### [STATED PROBLEM]
Return all lines that include the string "text".

--*--

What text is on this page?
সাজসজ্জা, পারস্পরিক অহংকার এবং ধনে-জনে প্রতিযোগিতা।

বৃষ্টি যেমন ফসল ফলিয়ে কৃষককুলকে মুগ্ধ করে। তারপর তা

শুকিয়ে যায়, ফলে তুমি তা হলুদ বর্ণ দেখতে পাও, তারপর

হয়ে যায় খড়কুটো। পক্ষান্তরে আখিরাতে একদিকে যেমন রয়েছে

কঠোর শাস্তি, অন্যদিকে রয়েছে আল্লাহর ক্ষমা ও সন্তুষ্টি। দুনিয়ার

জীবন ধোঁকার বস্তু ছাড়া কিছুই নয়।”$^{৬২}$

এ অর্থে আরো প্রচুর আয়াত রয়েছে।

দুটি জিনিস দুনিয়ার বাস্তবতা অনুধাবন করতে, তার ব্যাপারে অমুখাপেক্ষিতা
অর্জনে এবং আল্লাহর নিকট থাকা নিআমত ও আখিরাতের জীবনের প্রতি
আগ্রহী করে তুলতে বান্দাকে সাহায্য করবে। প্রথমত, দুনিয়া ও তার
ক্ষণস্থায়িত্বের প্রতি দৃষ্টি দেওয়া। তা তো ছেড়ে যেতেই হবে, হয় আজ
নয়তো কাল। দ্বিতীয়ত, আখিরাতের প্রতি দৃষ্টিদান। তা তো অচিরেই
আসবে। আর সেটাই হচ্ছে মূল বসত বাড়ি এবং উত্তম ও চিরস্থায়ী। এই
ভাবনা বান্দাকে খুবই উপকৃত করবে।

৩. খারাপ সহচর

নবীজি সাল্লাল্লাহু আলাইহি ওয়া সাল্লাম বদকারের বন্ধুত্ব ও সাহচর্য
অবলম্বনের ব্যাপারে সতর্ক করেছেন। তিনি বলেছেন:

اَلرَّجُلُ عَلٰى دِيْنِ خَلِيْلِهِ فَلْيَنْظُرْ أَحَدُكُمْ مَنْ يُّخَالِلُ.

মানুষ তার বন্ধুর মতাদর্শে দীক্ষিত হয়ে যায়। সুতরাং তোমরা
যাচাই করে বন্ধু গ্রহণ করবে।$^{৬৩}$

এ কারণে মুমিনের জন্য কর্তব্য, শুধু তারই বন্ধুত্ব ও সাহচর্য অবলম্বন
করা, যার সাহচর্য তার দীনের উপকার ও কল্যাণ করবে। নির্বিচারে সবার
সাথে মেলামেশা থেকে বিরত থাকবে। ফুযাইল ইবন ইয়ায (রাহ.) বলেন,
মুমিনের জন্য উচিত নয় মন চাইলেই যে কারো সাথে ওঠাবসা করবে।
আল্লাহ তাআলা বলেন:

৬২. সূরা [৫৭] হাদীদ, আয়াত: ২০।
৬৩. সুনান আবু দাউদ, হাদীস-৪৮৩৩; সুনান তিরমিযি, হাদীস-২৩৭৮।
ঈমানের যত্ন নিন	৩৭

--*--

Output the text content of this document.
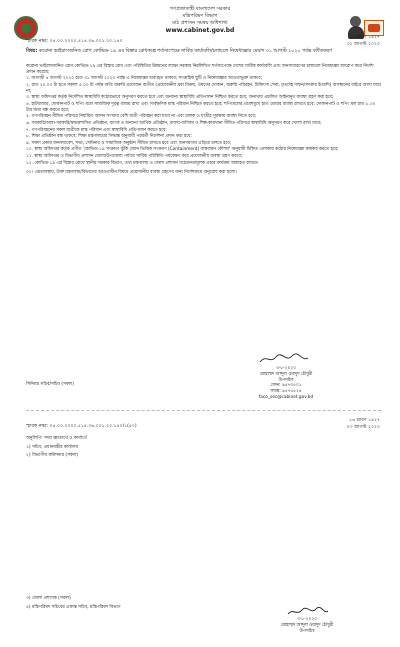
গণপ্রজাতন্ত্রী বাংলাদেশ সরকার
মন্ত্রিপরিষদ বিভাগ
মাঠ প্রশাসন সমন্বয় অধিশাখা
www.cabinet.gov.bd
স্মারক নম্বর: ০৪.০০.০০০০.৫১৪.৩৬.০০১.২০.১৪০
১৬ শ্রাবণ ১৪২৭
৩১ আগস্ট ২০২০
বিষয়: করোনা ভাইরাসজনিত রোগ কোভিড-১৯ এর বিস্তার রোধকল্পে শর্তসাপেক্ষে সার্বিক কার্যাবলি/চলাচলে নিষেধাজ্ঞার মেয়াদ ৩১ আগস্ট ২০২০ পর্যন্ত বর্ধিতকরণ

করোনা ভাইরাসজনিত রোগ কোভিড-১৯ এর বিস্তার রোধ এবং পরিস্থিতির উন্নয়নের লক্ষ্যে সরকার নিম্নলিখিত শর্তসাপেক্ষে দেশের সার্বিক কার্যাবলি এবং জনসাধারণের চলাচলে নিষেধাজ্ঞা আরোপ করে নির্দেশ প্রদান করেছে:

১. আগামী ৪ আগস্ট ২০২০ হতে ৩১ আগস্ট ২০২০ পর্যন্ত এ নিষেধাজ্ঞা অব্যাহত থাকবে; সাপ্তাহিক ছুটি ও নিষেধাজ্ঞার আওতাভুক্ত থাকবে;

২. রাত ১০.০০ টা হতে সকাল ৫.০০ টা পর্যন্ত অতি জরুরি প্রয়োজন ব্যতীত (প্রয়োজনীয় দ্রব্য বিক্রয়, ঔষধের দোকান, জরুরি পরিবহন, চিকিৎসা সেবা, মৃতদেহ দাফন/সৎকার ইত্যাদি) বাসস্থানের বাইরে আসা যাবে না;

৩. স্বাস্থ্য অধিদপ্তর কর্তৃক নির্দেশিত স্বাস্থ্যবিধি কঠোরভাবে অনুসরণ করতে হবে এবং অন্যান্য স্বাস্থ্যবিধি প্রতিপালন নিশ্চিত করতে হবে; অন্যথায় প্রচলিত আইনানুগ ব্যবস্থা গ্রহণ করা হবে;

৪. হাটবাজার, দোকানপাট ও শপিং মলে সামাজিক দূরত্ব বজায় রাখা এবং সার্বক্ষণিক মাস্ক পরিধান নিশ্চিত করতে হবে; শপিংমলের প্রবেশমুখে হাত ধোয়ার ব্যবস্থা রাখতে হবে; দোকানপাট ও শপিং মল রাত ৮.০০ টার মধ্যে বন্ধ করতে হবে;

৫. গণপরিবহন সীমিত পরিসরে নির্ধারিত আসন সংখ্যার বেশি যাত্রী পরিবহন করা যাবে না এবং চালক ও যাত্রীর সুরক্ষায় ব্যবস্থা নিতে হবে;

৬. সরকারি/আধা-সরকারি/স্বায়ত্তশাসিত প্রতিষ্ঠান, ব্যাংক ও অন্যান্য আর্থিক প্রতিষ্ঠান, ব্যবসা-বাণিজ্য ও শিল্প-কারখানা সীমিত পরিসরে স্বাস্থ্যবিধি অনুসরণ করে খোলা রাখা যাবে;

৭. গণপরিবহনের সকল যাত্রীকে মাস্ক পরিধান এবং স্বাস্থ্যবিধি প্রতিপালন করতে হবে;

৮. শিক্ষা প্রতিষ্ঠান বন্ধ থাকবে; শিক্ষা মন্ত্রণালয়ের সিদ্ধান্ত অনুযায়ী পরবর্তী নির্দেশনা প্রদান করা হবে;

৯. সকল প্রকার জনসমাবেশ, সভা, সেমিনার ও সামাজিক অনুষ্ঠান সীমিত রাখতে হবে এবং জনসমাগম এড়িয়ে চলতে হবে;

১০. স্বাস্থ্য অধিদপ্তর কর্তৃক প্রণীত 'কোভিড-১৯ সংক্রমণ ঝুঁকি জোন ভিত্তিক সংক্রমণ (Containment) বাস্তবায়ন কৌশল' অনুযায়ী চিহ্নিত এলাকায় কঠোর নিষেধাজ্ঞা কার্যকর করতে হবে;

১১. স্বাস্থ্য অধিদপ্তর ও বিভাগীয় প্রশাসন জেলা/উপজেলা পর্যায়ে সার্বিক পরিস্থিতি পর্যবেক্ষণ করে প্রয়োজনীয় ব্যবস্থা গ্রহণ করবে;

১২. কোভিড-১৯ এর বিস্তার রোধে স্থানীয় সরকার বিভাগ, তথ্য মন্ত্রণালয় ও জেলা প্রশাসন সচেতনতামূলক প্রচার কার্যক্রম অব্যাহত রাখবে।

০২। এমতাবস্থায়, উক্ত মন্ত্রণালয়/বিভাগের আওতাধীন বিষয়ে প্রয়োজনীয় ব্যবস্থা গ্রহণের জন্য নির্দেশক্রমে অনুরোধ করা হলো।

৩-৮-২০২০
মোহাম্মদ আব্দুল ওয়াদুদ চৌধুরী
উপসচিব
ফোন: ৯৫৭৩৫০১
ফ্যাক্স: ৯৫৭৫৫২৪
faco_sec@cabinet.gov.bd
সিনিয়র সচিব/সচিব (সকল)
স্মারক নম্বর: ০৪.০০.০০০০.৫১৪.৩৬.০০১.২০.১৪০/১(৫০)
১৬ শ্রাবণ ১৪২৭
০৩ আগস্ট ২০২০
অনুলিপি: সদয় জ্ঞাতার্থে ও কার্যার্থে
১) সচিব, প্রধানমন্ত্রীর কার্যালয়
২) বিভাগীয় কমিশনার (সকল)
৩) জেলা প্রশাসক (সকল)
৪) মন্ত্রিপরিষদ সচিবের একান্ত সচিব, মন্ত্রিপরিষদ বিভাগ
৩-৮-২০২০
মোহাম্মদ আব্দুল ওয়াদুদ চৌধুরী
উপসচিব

--*--

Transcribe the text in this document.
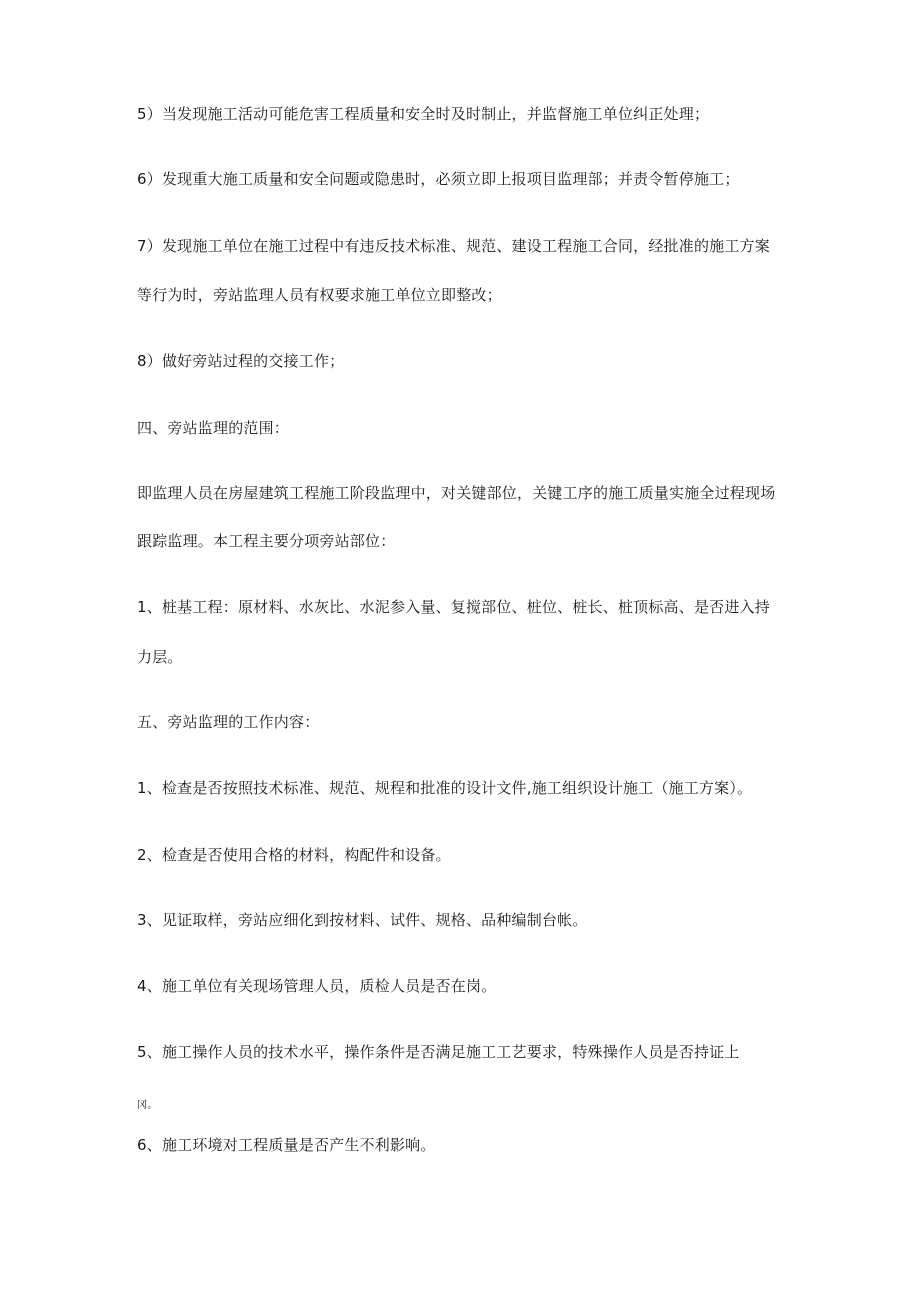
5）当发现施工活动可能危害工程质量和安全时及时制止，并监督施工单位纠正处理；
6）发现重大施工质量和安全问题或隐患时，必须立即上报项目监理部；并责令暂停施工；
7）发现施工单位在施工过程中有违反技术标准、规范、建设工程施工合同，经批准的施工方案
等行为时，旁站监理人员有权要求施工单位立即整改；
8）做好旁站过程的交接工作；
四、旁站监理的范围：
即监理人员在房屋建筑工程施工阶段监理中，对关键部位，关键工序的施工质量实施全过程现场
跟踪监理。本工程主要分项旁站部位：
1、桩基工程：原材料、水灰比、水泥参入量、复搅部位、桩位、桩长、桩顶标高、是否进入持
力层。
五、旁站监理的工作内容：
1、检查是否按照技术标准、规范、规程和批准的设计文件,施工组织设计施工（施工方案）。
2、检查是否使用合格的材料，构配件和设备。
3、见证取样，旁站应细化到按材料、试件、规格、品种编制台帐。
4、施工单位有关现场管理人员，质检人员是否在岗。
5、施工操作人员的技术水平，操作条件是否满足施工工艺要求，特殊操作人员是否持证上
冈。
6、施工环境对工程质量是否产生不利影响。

--*--

### [EXPECTED ANSWER]
What text is on this page?
Output the text content of this document.
Transcribe the text in this document.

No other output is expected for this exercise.